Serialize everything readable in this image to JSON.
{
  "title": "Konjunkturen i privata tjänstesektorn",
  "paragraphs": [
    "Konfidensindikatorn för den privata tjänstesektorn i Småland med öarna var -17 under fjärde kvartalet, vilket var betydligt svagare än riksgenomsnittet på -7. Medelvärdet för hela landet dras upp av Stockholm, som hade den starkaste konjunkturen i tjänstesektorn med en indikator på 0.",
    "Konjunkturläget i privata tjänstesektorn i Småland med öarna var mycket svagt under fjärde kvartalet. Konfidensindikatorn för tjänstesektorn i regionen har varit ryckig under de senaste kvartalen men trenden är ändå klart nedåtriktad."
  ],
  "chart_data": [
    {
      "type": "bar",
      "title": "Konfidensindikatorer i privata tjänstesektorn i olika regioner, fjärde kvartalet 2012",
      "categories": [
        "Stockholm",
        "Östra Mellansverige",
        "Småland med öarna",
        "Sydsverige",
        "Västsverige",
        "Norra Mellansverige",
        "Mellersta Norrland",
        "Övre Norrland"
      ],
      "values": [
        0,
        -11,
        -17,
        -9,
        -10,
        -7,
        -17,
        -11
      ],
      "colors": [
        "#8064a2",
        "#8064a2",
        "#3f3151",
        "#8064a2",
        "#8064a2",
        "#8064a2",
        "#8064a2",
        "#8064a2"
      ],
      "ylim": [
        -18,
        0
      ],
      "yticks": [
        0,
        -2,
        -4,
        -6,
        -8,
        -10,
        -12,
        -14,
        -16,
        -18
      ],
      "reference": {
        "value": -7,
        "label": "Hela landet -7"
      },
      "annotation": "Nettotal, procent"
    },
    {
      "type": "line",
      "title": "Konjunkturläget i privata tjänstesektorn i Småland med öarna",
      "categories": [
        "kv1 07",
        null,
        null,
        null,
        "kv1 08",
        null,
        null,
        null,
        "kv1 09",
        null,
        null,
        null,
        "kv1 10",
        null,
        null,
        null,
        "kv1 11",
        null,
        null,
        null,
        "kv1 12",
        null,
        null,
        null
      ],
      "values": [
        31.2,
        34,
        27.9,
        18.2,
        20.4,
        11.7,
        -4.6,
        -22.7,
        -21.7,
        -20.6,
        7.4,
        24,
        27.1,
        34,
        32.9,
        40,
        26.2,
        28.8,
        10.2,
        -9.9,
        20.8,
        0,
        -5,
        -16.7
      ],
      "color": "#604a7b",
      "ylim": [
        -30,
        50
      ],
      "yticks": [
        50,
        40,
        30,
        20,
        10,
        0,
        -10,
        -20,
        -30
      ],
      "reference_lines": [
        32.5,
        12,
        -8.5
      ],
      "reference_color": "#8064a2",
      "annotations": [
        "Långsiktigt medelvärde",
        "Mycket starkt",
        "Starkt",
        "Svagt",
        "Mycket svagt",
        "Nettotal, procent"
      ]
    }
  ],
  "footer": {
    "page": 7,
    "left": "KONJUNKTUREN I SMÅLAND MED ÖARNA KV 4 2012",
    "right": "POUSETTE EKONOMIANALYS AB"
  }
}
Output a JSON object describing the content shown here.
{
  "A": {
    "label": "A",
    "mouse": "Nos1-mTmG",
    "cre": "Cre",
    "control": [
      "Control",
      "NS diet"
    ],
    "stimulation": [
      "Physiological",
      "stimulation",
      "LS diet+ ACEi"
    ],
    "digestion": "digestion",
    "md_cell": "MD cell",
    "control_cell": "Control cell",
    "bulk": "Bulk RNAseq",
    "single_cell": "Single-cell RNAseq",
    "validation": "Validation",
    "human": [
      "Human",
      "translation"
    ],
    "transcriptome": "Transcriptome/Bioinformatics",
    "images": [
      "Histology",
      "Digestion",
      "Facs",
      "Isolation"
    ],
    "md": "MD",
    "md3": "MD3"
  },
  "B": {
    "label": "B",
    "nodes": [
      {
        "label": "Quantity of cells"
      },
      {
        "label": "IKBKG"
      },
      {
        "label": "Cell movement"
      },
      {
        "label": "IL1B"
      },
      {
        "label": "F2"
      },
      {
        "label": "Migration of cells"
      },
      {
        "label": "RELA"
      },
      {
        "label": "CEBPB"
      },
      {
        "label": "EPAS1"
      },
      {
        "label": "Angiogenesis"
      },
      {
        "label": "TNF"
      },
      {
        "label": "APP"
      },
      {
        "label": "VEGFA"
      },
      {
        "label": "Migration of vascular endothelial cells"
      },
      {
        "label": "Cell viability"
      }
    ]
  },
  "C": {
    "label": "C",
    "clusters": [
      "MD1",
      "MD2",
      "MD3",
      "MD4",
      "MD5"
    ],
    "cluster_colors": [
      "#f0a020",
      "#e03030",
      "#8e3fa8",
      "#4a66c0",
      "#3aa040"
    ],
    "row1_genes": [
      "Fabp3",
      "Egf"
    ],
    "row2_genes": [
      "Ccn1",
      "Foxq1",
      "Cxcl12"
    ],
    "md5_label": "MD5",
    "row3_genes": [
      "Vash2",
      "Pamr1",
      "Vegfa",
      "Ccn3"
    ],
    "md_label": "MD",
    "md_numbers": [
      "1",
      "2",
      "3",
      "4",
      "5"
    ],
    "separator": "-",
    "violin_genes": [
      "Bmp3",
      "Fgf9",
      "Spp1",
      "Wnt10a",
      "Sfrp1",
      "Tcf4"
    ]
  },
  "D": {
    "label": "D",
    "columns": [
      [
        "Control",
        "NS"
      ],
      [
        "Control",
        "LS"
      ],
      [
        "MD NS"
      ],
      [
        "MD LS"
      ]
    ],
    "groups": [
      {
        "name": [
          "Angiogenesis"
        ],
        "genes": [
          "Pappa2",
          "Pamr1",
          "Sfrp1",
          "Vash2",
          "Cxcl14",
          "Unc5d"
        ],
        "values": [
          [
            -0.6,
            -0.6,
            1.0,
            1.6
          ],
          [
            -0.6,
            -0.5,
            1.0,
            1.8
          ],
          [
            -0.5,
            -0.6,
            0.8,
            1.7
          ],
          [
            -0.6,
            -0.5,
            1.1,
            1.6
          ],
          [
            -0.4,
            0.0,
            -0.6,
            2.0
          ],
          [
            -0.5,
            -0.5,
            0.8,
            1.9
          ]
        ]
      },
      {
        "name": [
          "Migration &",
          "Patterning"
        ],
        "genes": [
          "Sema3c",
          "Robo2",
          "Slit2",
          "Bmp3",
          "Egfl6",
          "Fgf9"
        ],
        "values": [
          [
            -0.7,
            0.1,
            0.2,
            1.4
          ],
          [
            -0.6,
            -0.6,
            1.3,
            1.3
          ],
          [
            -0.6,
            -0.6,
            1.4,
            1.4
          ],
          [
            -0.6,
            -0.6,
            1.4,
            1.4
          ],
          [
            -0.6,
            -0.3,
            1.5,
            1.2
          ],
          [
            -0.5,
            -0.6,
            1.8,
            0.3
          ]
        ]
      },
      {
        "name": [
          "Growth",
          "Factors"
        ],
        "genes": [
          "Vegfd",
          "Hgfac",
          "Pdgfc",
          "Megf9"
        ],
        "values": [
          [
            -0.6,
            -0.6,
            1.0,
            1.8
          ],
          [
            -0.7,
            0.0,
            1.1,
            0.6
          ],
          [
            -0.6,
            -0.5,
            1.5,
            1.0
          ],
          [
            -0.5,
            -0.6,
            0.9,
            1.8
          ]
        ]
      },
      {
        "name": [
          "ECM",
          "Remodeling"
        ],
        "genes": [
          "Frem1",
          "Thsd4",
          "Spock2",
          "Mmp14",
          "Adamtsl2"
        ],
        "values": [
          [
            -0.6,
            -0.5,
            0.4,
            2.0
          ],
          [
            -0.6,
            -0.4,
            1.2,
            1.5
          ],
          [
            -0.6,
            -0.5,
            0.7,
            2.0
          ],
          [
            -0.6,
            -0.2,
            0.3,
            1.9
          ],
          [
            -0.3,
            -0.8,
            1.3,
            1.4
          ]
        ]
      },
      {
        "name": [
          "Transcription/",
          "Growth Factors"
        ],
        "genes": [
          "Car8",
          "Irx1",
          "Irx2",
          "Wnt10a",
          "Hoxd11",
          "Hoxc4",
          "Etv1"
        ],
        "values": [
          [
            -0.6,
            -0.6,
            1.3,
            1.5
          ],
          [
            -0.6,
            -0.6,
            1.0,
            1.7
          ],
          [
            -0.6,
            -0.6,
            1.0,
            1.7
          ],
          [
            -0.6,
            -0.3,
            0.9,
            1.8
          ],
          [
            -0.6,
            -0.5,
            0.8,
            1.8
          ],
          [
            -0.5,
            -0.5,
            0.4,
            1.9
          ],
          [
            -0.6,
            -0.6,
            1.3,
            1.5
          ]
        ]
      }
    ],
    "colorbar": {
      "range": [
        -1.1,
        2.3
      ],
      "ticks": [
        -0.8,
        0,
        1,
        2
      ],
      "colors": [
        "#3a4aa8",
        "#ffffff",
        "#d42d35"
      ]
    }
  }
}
----
» Work item: Look through the entries above. Copy out every line holding the word "cells".

» Solved exercise:
        "label": "Quantity of cells"
        "label": "Migration of cells"
        "label": "Migration of vascular endothelial cells"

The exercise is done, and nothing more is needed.